### DATA MASUKAN
--------------------

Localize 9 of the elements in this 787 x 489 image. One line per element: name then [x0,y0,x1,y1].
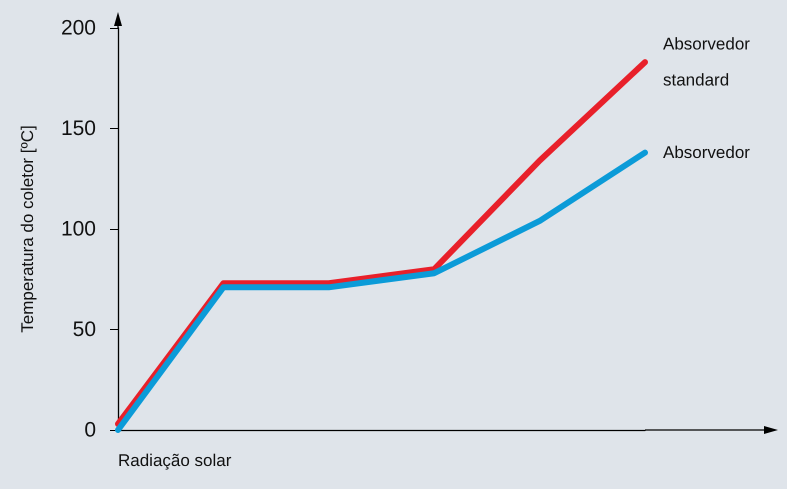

--------------------

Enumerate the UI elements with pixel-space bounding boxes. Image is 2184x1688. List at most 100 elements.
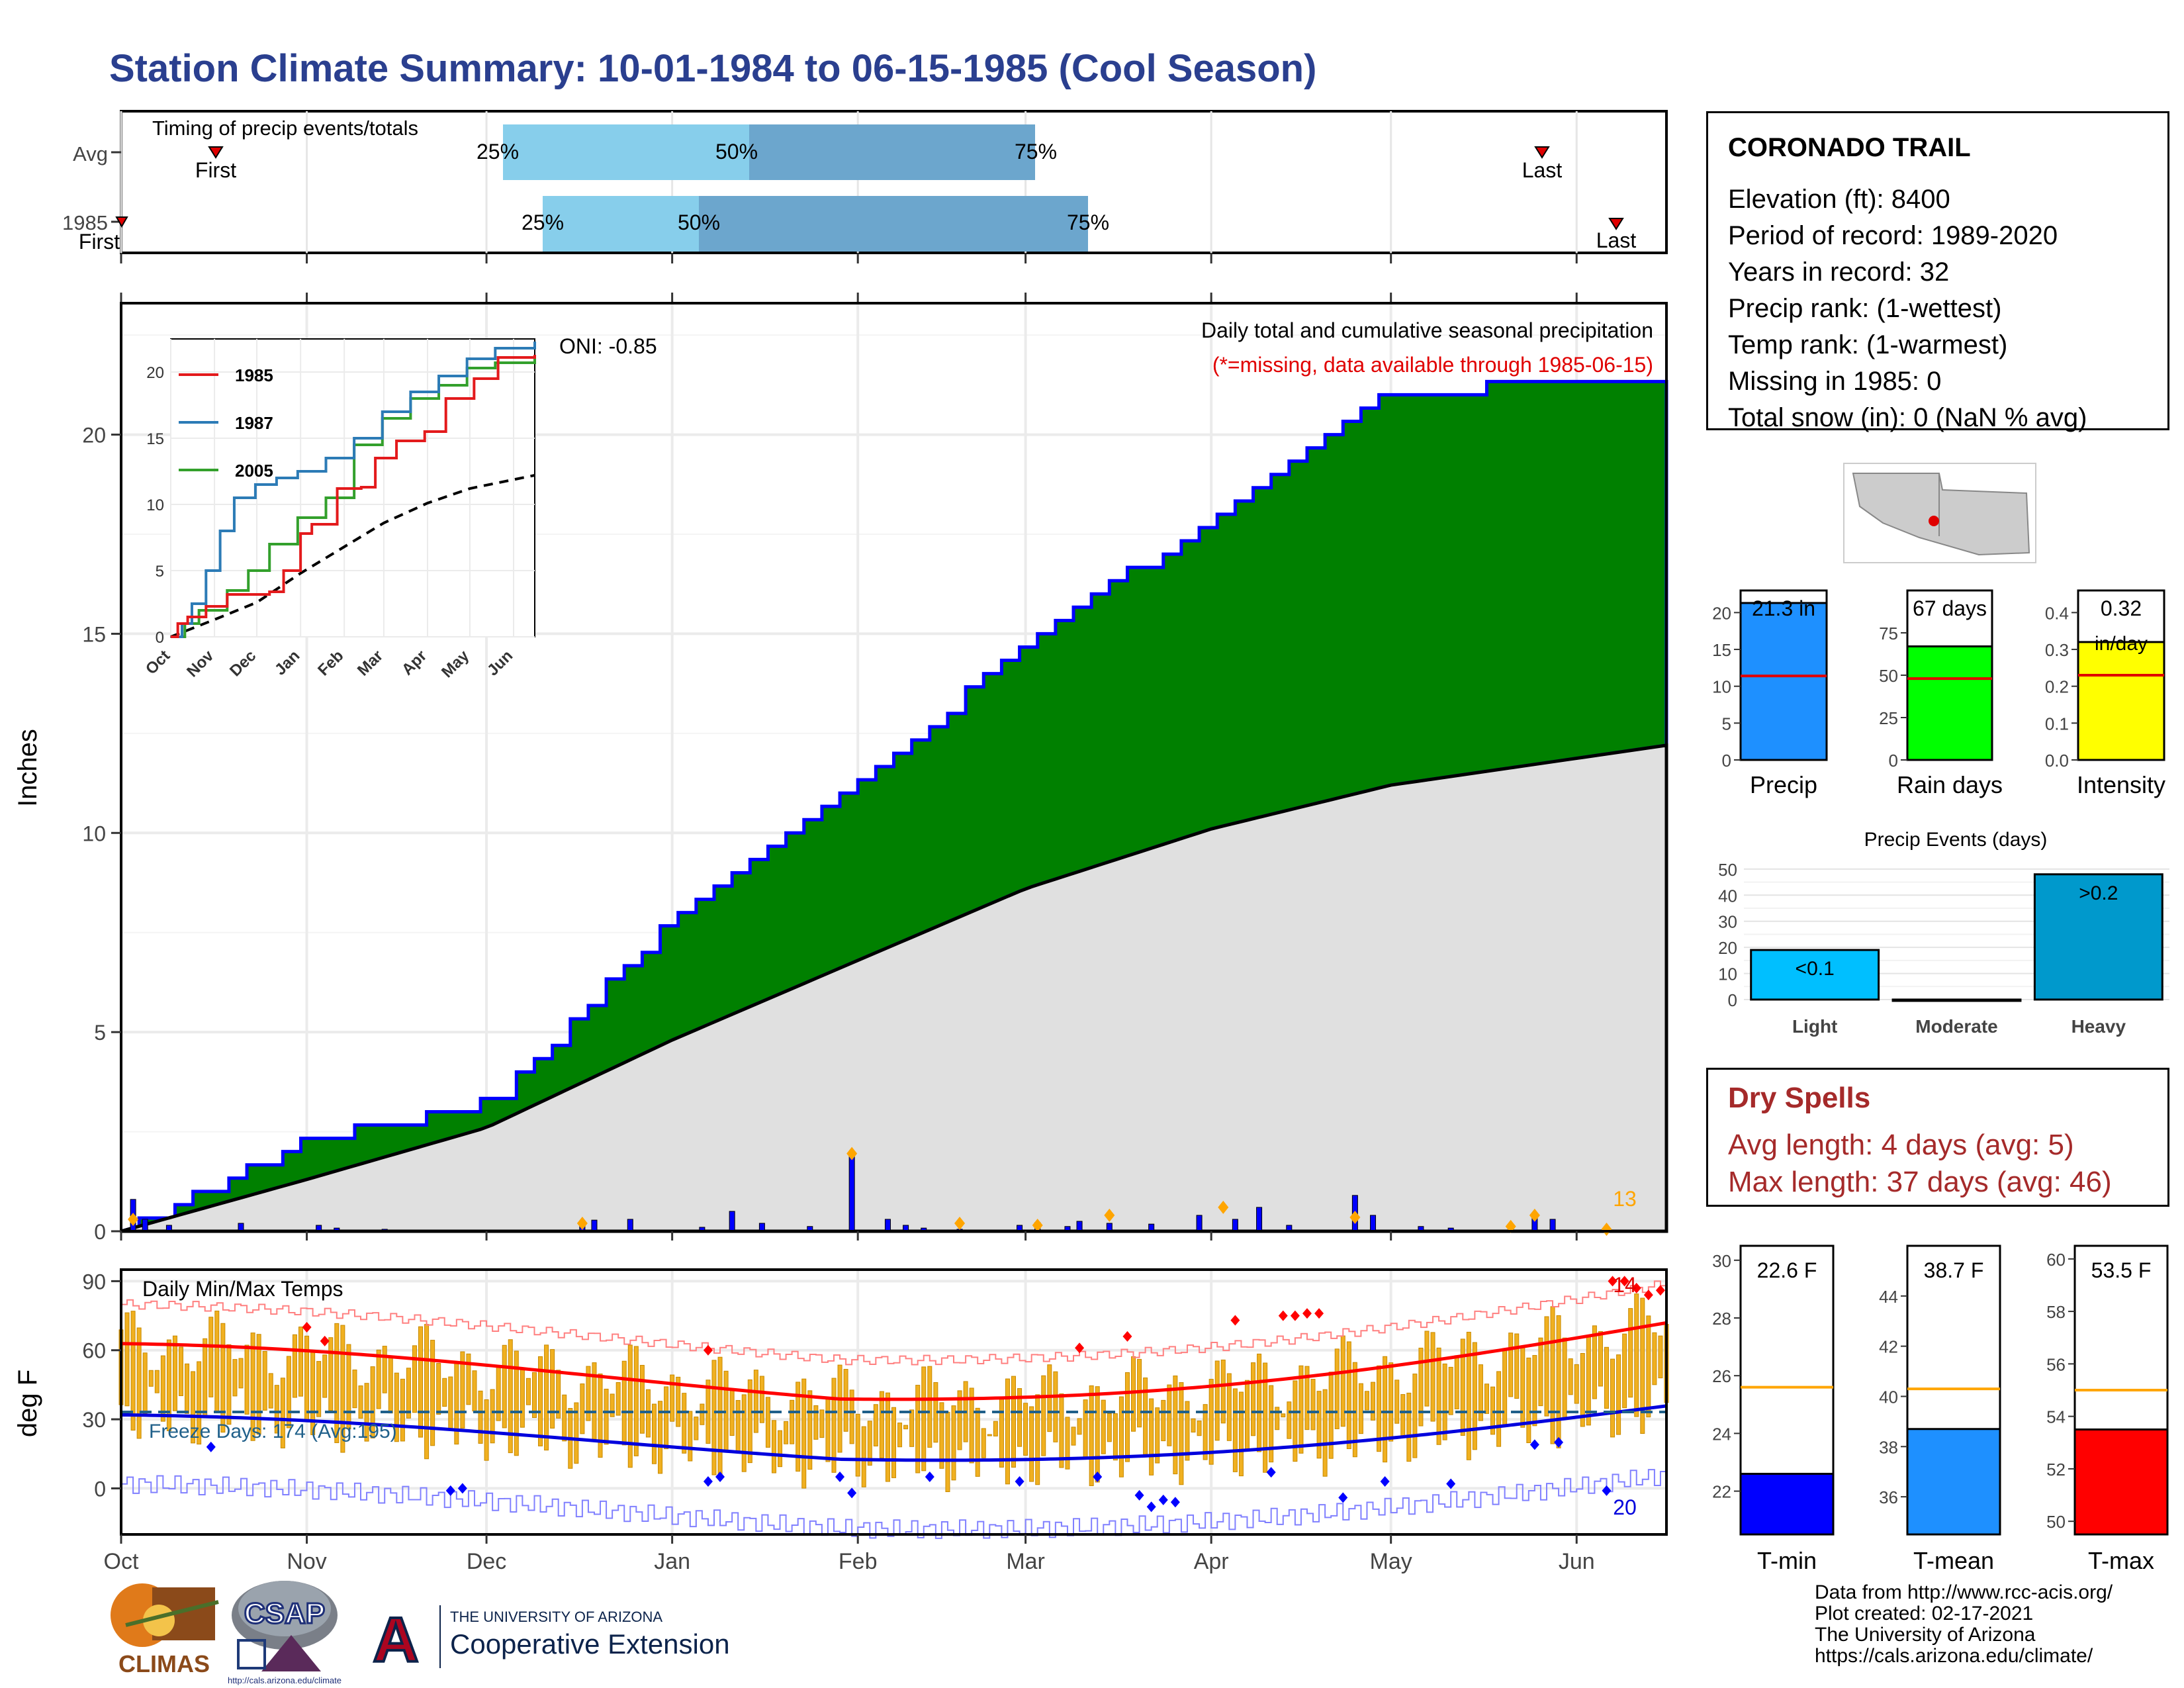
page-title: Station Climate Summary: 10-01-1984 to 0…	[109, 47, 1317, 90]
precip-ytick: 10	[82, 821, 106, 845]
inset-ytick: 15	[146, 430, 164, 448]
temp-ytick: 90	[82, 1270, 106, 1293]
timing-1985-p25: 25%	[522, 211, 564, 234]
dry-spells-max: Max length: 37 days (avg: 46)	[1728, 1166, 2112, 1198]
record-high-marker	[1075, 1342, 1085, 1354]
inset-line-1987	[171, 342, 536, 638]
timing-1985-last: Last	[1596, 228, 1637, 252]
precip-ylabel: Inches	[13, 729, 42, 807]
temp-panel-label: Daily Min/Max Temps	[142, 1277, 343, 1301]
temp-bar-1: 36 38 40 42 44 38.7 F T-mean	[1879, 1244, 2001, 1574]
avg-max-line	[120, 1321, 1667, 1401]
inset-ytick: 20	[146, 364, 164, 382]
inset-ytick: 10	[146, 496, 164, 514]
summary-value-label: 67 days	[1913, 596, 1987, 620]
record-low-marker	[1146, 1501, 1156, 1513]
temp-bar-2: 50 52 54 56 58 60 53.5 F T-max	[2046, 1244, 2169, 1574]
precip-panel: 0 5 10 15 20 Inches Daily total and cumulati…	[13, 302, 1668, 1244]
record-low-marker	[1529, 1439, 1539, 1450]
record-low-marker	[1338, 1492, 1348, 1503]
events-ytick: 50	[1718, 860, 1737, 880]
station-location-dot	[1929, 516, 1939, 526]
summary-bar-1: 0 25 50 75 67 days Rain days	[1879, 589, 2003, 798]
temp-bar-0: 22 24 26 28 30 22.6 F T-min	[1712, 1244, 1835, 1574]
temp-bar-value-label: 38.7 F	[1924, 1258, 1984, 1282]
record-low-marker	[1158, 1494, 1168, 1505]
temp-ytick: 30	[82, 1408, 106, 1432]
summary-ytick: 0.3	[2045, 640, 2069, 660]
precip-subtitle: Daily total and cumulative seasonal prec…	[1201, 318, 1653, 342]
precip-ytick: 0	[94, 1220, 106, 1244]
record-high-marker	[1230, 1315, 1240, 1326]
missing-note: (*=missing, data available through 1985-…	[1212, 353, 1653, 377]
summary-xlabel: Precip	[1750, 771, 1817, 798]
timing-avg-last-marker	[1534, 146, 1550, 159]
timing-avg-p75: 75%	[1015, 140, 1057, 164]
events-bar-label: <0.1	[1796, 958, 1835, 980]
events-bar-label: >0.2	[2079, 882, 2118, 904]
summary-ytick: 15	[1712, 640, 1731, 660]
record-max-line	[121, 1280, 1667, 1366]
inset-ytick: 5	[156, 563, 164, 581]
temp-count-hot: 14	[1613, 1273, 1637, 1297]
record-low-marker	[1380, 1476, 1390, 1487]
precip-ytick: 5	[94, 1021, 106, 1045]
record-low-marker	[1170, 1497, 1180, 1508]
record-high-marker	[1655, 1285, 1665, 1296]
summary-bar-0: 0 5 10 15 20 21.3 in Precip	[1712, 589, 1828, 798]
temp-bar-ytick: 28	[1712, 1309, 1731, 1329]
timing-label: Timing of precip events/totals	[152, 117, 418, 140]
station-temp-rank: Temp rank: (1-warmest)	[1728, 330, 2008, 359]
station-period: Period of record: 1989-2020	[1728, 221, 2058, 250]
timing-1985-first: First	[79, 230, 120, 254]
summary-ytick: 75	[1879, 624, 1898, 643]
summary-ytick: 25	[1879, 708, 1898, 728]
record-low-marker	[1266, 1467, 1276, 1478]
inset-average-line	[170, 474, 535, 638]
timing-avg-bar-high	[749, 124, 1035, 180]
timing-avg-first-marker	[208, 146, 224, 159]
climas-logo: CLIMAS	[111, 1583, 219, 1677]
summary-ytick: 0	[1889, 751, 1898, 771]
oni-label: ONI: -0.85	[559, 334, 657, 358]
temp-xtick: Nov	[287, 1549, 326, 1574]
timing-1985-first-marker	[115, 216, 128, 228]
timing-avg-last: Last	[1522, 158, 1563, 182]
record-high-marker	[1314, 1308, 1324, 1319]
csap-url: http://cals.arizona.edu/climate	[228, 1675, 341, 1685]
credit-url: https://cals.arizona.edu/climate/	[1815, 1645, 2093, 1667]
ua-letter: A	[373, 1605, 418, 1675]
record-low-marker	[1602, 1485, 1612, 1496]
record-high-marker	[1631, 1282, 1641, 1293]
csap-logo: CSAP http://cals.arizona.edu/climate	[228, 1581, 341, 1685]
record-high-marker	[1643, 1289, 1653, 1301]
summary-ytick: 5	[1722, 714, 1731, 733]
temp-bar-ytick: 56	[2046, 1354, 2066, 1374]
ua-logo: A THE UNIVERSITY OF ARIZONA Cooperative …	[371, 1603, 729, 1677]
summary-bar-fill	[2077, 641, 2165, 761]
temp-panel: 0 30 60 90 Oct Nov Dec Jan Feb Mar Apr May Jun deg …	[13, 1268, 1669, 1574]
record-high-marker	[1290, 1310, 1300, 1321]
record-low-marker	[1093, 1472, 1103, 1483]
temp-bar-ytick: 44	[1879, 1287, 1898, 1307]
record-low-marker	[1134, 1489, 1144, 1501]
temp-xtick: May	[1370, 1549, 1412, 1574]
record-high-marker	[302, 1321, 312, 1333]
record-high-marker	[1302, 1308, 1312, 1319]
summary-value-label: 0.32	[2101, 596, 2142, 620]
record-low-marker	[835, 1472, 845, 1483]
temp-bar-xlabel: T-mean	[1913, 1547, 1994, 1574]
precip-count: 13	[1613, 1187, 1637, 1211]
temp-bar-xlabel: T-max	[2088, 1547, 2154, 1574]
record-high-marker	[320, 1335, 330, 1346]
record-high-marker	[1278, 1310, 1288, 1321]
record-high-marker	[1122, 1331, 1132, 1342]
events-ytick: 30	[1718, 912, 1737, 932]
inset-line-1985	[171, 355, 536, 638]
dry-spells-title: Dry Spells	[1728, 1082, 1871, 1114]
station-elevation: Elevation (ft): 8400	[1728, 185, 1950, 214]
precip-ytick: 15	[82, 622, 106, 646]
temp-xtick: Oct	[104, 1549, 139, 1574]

--------------------

### RINCIAN TUGAS
Tuliskan ulang kata demi kata bagian yang dimulai dengan baris berisi "Enumerate the UI" dan berakhir dengan baris berisi "596, 1987, 620]", termasuk kedua baris tersebut. Jangan sertakan gambar dalam jawaban.

### JAWABAN LATIHAN
Enumerate the UI elements with pixel-space bounding boxes. Image is 2184x1688. List at most 100 elements.
page-title: Station Climate Summary: 10-01-1984 to 0…	[109, 47, 1317, 90]
precip-ytick: 10	[82, 821, 106, 845]
inset-ytick: 15	[146, 430, 164, 448]
temp-ytick: 90	[82, 1270, 106, 1293]
timing-1985-p25: 25%	[522, 211, 564, 234]
dry-spells-max: Max length: 37 days (avg: 46)	[1728, 1166, 2112, 1198]
record-high-marker	[1075, 1342, 1085, 1354]
inset-line-1987	[171, 342, 536, 638]
timing-1985-last: Last	[1596, 228, 1637, 252]
precip-ylabel: Inches	[13, 729, 42, 807]
temp-panel-label: Daily Min/Max Temps	[142, 1277, 343, 1301]
temp-bar-1: 36 38 40 42 44 38.7 F T-mean	[1879, 1244, 2001, 1574]
avg-max-line	[120, 1321, 1667, 1401]
inset-ytick: 20	[146, 364, 164, 382]
inset-ytick: 10	[146, 496, 164, 514]
summary-value-label: 67 days	[1913, 596, 1987, 620]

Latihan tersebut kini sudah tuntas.